In October I hosted a webinar on distribution grid management that focused on some of the challenges, trends and technologies facing the utility industry, in particular the growth of renewables and the digitalization of distribution grid operations. Following are some of the questions that came up during and after the session, along with brief responses.

1. Will ADMS become more distributed in the future, or will these systems remain centralized?

Generally, ADMS – Advanced Distribution Management Systems – are centralized and combine distribution management systems for control room operations, outage management, SCADA, distributed energy resource management, and advanced applications such as automated switching and volt/var optimization. ADMS systems are also integrated with customer information systems, geographic information systems, advanced metering systems, communications, and mobile workforce management systems. Some functions, such automated switching and volt/var control, can be performed at the grid edge and the status change updates communicated to the central operations. There may be other opportunities to automate certain grid functions via ADMS, but I expect most of the things a distribution management system does will continue to be managed in a centralized control room environment.

2. Islanded operation of microgrids is quite challenging when compared to grid connect mode—what is the best way to manage voltage levels and maintain reliability?

Operating a microgrid in an islanded mode does create challenges in managing voltage and frequency for the microgrid, particularly if operating with 100% renewable generation. ABB controls for battery energy storage systems or flywheel energy storage systems enable the storage systems to be the grid-forming devices for islanded microgrid operations. When installed as part of a microgrid that can be islanded when there is a grid disturbance, DERs can improve reliability for critical loads or remote locations.   

3. What is the outlook for storage with regard to its role in microgrids and as an enabler for renewables?

A key driver to answering this question is regulatory policy. Utilities will not invest in grid resources unless there is clear cost recovery and return on investment, which in turn must be justified by the improved grid reliability and resilience. DER developers will invest in microgrids and storage behind the point of grid interconnection to complement renewable resources, comply with grid codes, provide capacity firming, and shift generation to align with peak demand.  

There are operational challenges, too, of course. Storage de-couples generation from demand and increases the flexibility of the grid, but it increases the complexity of grid management because the storage system has to be modeled and controlled like any other resource. Storage is different, of course in that it can operate as either generation or a load. Also, customers might operate behind-the-meter storage resources in a manner that supports their interests but not necessarily utility operations. For this reason, energy storage works best as part of a microgrid.

● DATA EXCERPT:
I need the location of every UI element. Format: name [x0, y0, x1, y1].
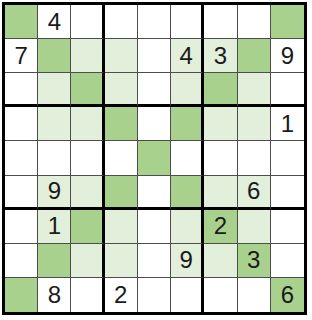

● TASKS TO PERFORM:
(a) Turn the paragraph of the webinar Q&A that begins "Operating a microgrid in an islanded mode" into a short bulleted list that keeps its main facts.
(b) Write the next part of the webinar Q&A, picking up right after its last sentence.
The listing comes from a separate source and is unrelated to the webinar Q&A.

● THE RESULTS:
(a)
- Running a microgrid in islanded mode makes managing voltage and frequency harder, especially with 100% renewable generation.
- ABB controls let battery or flywheel energy storage systems serve as the grid-forming devices during islanded operation.
- In a microgrid that can island during a grid disturbance, DERs can improve reliability for critical loads or remote locations.

(b)
4. How will deep learning impact the utilities?  

Deep learning is an application of artificial intelligence and a subset of machine learning. It refers to neural networks with more than one hidden layer. More layers allow for the neural network to fit more complex functions. For example, utility load forecasting has been based on neural networks for some time, but distributed energy resources are making the forecasting more complex. Future distribution grids will have connected renewables, EV charging, and energy storage. AI can use second-generation neural networks to predict generation and demand based on historical energy data, weather data, date-time aspects, and other factors.

5. What exactly is the difference between ADMS and DERMS?    

An Advanced Distribution Management System (ADMS) combines distribution management system functions for control room operations, storm response and outage management, SCADA, distributed energy resource management, and advanced applications such as automated switching and volt/var optimization. A Distributed Energy Resource Management System (DERMS) addresses grid operations with DERs including control of smart inverters, volt/var optimization, and protection and control. DERMS also manage the virtual power plant (VPP) functions of registration, forecasting, aggregation, dispatch, and settlement for services provided by DERs. This could involve utilities or third party aggregators. A full-function DERMS is best deployed as an integrated part of an ADMS to leverage the network model and power flow in the ADMS to validate DER dispatch schedules.

6. Can you discuss the challenges of restructured systems with competitive generation and retail with regulated wires companies (e.g., ERCOT) vs. vertically integrated utilities?  

There are a lot of challenges and discussion regarding restructured grid systems versus vertically integrated utility systems. One challenge that I think needs to be addressed is the underutilization of utility assets. In a deregulated market, a wires company has limited (maybe no) incentive to reduce system peak demand. Reducing peak demand reduces generation capacity costs (and T&D costs). In the ERCOT market, retailers can take advantage of lower cost off-peak generation and make it available to their customers who in theory will shift demand to off-peak. Texas has the advantage of smart meters in place to measure when and how much energy is consumed.

Another challenge is that while renewable generation can be curtailed, it is only dispatchable when the sun is shining or the wind is blowing. As a general statement, the market mechanisms are not in place to encourage consumption when renewable generation (with near-zero marginal cost) is available and to avoid consumption during peak load periods.

7. What do you mean by “transactive energy?”   
There are many available definitions for transactive energy, but this definition is from the GridWise Architecture Council: “The term "transactive energy" is used here to refer to techniques for managing the generation, consumption or flow of electric power within an electric power system through the use of economic or market based constructs while considering grid reliability constraints.” A layman’s definition might be “a distribution-level energy market that enables energy transactions for suppliers and consumers at the grid edge.”

8. Do you envision any challenges for the transmission network with rising DER penetration?

The challenges of increasing DERs (and renewable generation) are often discussed in terms of impact to centralized generation resources. Germany and California are well documented examples. From a transmission perspective, California may have challenges in capacity requirements to export available solar PV power when solar energy peaks in the state, and similar capacity requirements to import power in the evening to meet peak demand.

More broadly, renewable resources—especially wind—are often located far from load centers, which could require investment in transmission to bring their output to market. This is not so much a technical challenge as it is a financial, logistical, environmental and regulatory one.

9. Is there a DSP solution available yet?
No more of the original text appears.